*** RECORD EXTRACTS
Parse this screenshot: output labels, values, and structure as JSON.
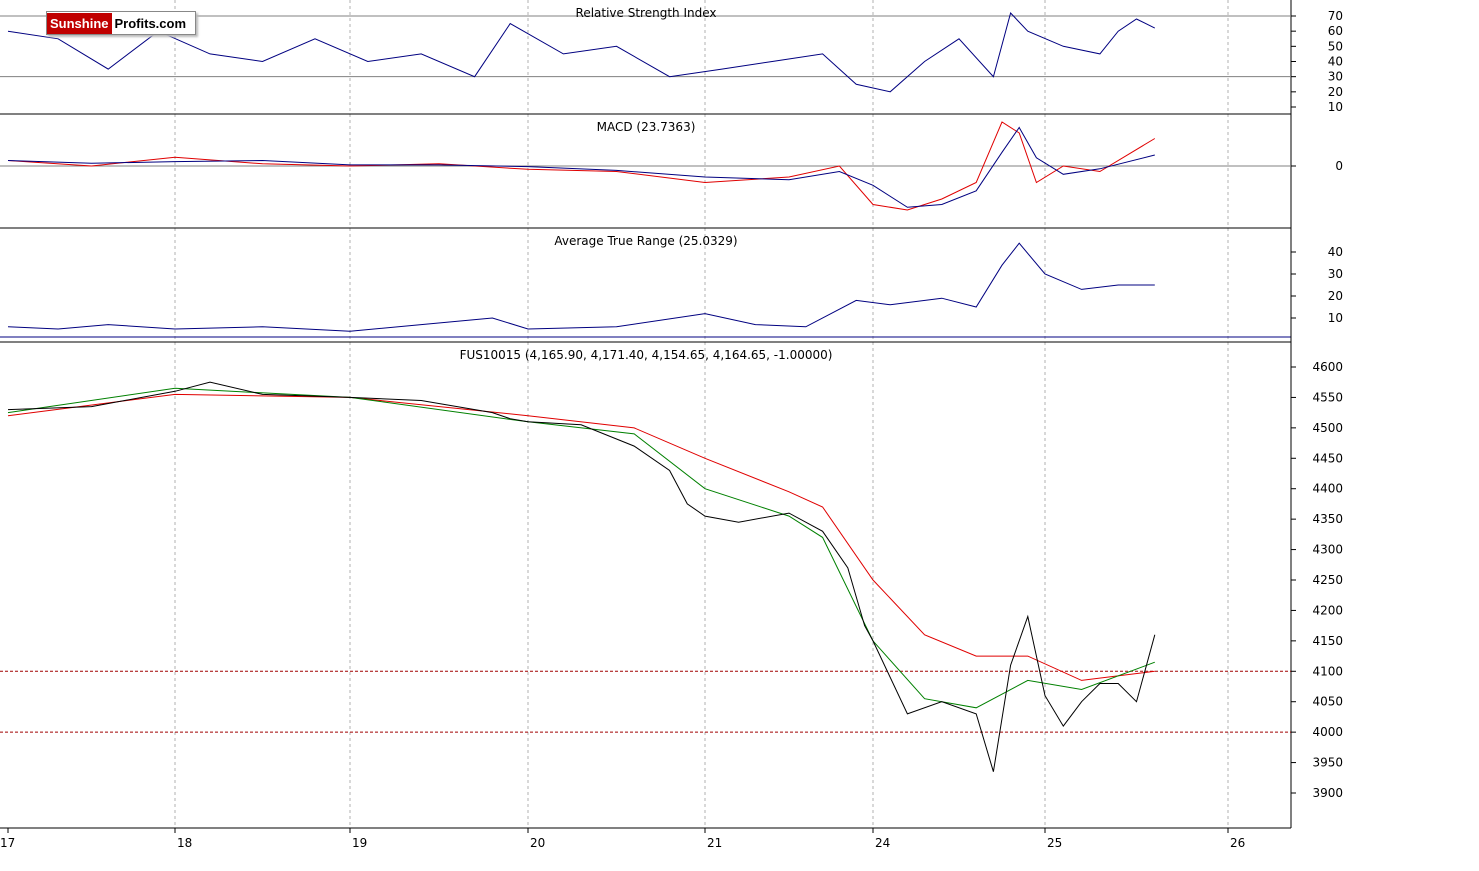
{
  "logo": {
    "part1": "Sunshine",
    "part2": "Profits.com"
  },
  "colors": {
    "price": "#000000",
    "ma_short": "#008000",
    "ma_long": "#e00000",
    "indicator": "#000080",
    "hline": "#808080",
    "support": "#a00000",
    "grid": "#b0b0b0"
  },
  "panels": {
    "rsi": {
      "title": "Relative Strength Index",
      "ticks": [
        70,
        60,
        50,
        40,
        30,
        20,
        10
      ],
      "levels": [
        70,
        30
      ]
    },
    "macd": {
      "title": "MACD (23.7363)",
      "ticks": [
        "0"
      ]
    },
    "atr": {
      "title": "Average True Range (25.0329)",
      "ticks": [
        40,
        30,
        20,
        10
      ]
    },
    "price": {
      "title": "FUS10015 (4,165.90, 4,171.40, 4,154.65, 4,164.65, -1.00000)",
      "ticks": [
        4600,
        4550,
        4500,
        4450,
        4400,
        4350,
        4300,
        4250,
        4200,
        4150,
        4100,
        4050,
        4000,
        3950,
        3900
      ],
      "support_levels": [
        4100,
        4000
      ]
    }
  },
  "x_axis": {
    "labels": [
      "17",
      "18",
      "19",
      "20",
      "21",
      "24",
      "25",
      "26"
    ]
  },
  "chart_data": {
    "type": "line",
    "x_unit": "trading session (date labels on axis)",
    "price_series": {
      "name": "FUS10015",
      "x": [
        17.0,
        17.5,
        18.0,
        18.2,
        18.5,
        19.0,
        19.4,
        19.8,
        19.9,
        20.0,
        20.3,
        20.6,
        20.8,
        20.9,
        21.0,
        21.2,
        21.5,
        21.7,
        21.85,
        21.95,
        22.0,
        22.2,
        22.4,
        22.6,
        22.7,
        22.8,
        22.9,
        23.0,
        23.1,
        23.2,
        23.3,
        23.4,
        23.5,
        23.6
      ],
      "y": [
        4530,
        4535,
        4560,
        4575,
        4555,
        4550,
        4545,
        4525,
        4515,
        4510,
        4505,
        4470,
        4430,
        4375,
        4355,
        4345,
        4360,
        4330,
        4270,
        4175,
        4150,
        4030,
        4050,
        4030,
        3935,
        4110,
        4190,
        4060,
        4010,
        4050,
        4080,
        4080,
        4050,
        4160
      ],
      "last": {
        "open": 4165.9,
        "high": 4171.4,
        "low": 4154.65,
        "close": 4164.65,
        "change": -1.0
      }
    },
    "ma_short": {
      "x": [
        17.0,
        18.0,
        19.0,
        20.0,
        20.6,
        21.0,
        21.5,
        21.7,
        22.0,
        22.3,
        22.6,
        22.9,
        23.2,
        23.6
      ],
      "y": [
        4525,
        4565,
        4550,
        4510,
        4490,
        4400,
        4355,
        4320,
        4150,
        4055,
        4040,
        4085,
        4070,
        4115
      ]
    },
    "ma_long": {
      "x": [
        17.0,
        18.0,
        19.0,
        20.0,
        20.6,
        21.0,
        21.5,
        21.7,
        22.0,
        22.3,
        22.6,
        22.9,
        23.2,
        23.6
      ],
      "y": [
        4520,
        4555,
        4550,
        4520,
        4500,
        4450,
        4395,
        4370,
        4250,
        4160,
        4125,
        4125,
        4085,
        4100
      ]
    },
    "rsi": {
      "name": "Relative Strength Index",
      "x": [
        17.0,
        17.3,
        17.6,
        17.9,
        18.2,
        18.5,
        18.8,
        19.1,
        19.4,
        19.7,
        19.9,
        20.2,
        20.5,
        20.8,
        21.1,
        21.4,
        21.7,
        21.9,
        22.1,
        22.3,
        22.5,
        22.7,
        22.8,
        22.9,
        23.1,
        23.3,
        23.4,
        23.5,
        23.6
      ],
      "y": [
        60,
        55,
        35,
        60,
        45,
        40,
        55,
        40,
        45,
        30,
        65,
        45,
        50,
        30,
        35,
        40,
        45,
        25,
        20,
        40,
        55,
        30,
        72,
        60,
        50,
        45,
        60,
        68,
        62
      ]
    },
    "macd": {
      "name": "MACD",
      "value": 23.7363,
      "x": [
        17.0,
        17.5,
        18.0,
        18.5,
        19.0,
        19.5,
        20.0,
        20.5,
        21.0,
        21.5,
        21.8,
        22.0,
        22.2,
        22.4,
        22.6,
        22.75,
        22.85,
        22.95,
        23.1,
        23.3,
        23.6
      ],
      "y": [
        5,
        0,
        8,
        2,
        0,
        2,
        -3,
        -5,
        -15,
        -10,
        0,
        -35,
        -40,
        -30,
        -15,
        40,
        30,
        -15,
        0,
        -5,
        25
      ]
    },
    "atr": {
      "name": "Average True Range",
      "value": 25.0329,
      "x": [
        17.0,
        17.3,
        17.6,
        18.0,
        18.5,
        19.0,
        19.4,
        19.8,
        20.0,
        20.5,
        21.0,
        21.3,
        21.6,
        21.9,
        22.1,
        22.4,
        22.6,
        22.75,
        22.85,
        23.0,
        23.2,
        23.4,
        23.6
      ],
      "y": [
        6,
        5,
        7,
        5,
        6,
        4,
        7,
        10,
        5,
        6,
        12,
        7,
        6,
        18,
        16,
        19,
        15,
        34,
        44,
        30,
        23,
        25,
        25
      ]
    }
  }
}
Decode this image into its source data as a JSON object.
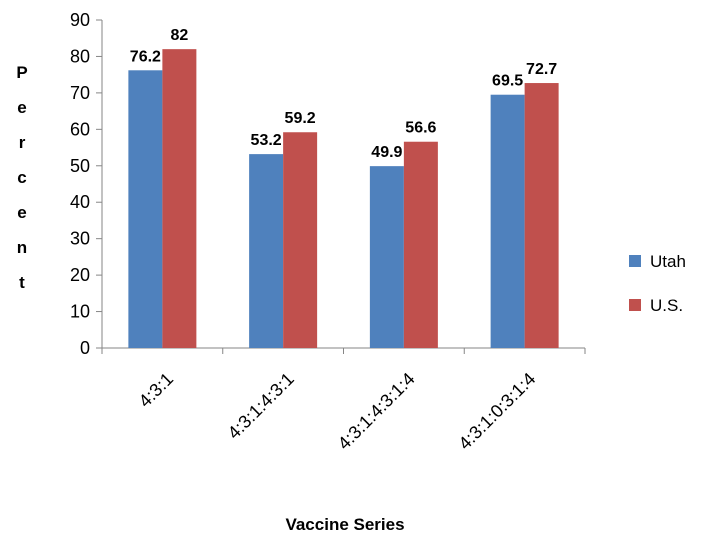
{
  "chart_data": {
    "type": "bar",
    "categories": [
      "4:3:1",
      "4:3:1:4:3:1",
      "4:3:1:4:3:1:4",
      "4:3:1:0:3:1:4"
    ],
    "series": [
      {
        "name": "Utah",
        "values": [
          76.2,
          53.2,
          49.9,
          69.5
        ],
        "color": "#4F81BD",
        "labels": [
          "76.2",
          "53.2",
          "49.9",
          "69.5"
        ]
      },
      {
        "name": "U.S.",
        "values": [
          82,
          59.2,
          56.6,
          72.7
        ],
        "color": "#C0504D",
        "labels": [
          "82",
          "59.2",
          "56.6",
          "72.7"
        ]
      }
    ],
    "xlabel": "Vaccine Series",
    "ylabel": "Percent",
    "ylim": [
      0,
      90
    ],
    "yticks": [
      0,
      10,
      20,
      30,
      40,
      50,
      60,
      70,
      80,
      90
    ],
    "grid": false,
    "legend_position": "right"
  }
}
******
§ **TASK DESCRIPTION**
Print the records word for word and exclude any picture they hold.

§ **COMPLETED EXERCISE**
Parse this screenshot: output labels, values, and structure as JSON.
{
  "logo": {
    "part1": "Sunshine",
    "part2": "Profits.com"
  },
  "colors": {
    "price": "#000000",
    "ma_short": "#008000",
    "ma_long": "#e00000",
    "indicator": "#000080",
    "hline": "#808080",
    "support": "#a00000",
    "grid": "#b0b0b0"
  },
  "panels": {
    "rsi": {
      "title": "Relative Strength Index",
      "ticks": [
        70,
        60,
        50,
        40,
        30,
        20,
        10
      ],
      "levels": [
        70,
        30
      ]
    },
    "macd": {
      "title": "MACD (23.7363)",
      "ticks": [
        "0"
      ]
    },
    "atr": {
      "title": "Average True Range (25.0329)",
      "ticks": [
        40,
        30,
        20,
        10
      ]
    },
    "price": {
      "title": "FUS10015 (4,165.90, 4,171.40, 4,154.65, 4,164.65, -1.00000)",
      "ticks": [
        4600,
        4550,
        4500,
        4450,
        4400,
        4350,
        4300,
        4250,
        4200,
        4150,
        4100,
        4050,
        4000,
        3950,
        3900
      ],
      "support_levels": [
        4100,
        4000
      ]
    }
  },
  "x_axis": {
    "labels": [
      "17",
      "18",
      "19",
      "20",
      "21",
      "24",
      "25",
      "26"
    ]
  },
  "chart_data": {
    "type": "line",
    "x_unit": "trading session (date labels on axis)",
    "price_series": {
      "name": "FUS10015",
      "x": [
        17.0,
        17.5,
        18.0,
        18.2,
        18.5,
        19.0,
        19.4,
        19.8,
        19.9,
        20.0,
        20.3,
        20.6,
        20.8,
        20.9,
        21.0,
        21.2,
        21.5,
        21.7,
        21.85,
        21.95,
        22.0,
        22.2,
        22.4,
        22.6,
        22.7,
        22.8,
        22.9,
        23.0,
        23.1,
        23.2,
        23.3,
        23.4,
        23.5,
        23.6
      ],
      "y": [
        4530,
        4535,
        4560,
        4575,
        4555,
        4550,
        4545,
        4525,
        4515,
        4510,
        4505,
        4470,
        4430,
        4375,
        4355,
        4345,
        4360,
        4330,
        4270,
        4175,
        4150,
        4030,
        4050,
        4030,
        3935,
        4110,
        4190,
        4060,
        4010,
        4050,
        4080,
        4080,
        4050,
        4160
      ],
      "last": {
        "open": 4165.9,
        "high": 4171.4,
        "low": 4154.65,
        "close": 4164.65,
        "change": -1.0
      }
    },
    "ma_short": {
      "x": [
        17.0,
        18.0,
        19.0,
        20.0,
        20.6,
        21.0,
        21.5,
        21.7,
        22.0,
        22.3,
        22.6,
        22.9,
        23.2,
        23.6
      ],
      "y": [
        4525,
        4565,
        4550,
        4510,
        4490,
        4400,
        4355,
        4320,
        4150,
        4055,
        4040,
        4085,
        4070,
        4115
      ]
    },
    "ma_long": {
      "x": [
        17.0,
        18.0,
        19.0,
        20.0,
        20.6,
        21.0,
        21.5,
        21.7,
        22.0,
        22.3,
        22.6,
        22.9,
        23.2,
        23.6
      ],
      "y": [
        4520,
        4555,
        4550,
        4520,
        4500,
        4450,
        4395,
        4370,
        4250,
        4160,
        4125,
        4125,
        4085,
        4100
      ]
    },
    "rsi": {
      "name": "Relative Strength Index",
      "x": [
        17.0,
        17.3,
        17.6,
        17.9,
        18.2,
        18.5,
        18.8,
        19.1,
        19.4,
        19.7,
        19.9,
        20.2,
        20.5,
        20.8,
        21.1,
        21.4,
        21.7,
        21.9,
        22.1,
        22.3,
        22.5,
        22.7,
        22.8,
        22.9,
        23.1,
        23.3,
        23.4,
        23.5,
        23.6
      ],
      "y": [
        60,
        55,
        35,
        60,
        45,
        40,
        55,
        40,
        45,
        30,
        65,
        45,
        50,
        30,
        35,
        40,
        45,
        25,
        20,
        40,
        55,
        30,
        72,
        60,
        50,
        45,
        60,
        68,
        62
      ]
    },
    "macd": {
      "name": "MACD",
      "value": 23.7363,
      "x": [
        17.0,
        17.5,
        18.0,
        18.5,
        19.0,
        19.5,
        20.0,
        20.5,
        21.0,
        21.5,
        21.8,
        22.0,
        22.2,
        22.4,
        22.6,
        22.75,
        22.85,
        22.95,
        23.1,
        23.3,
        23.6
      ],
      "y": [
        5,
        0,
        8,
        2,
        0,
        2,
        -3,
        -5,
        -15,
        -10,
        0,
        -35,
        -40,
        -30,
        -15,
        40,
        30,
        -15,
        0,
        -5,
        25
      ]
    },
    "atr": {
      "name": "Average True Range",
      "value": 25.0329,
      "x": [
        17.0,
        17.3,
        17.6,
        18.0,
        18.5,
        19.0,
        19.4,
        19.8,
        20.0,
        20.5,
        21.0,
        21.3,
        21.6,
        21.9,
        22.1,
        22.4,
        22.6,
        22.75,
        22.85,
        23.0,
        23.2,
        23.4,
        23.6
      ],
      "y": [
        6,
        5,
        7,
        5,
        6,
        4,
        7,
        10,
        5,
        6,
        12,
        7,
        6,
        18,
        16,
        19,
        15,
        34,
        44,
        30,
        23,
        25,
        25
      ]
    }
  }
}
Decode this image into its source data as a JSON object.
{
  "chart_data": {
    "type": "bar",
    "categories": [
      "4:3:1",
      "4:3:1:4:3:1",
      "4:3:1:4:3:1:4",
      "4:3:1:0:3:1:4"
    ],
    "series": [
      {
        "name": "Utah",
        "values": [
          76.2,
          53.2,
          49.9,
          69.5
        ],
        "color": "#4F81BD",
        "labels": [
          "76.2",
          "53.2",
          "49.9",
          "69.5"
        ]
      },
      {
        "name": "U.S.",
        "values": [
          82,
          59.2,
          56.6,
          72.7
        ],
        "color": "#C0504D",
        "labels": [
          "82",
          "59.2",
          "56.6",
          "72.7"
        ]
      }
    ],
    "xlabel": "Vaccine Series",
    "ylabel": "Percent",
    "ylim": [
      0,
      90
    ],
    "yticks": [
      0,
      10,
      20,
      30,
      40,
      50,
      60,
      70,
      80,
      90
    ],
    "grid": false,
    "legend_position": "right"
  }
}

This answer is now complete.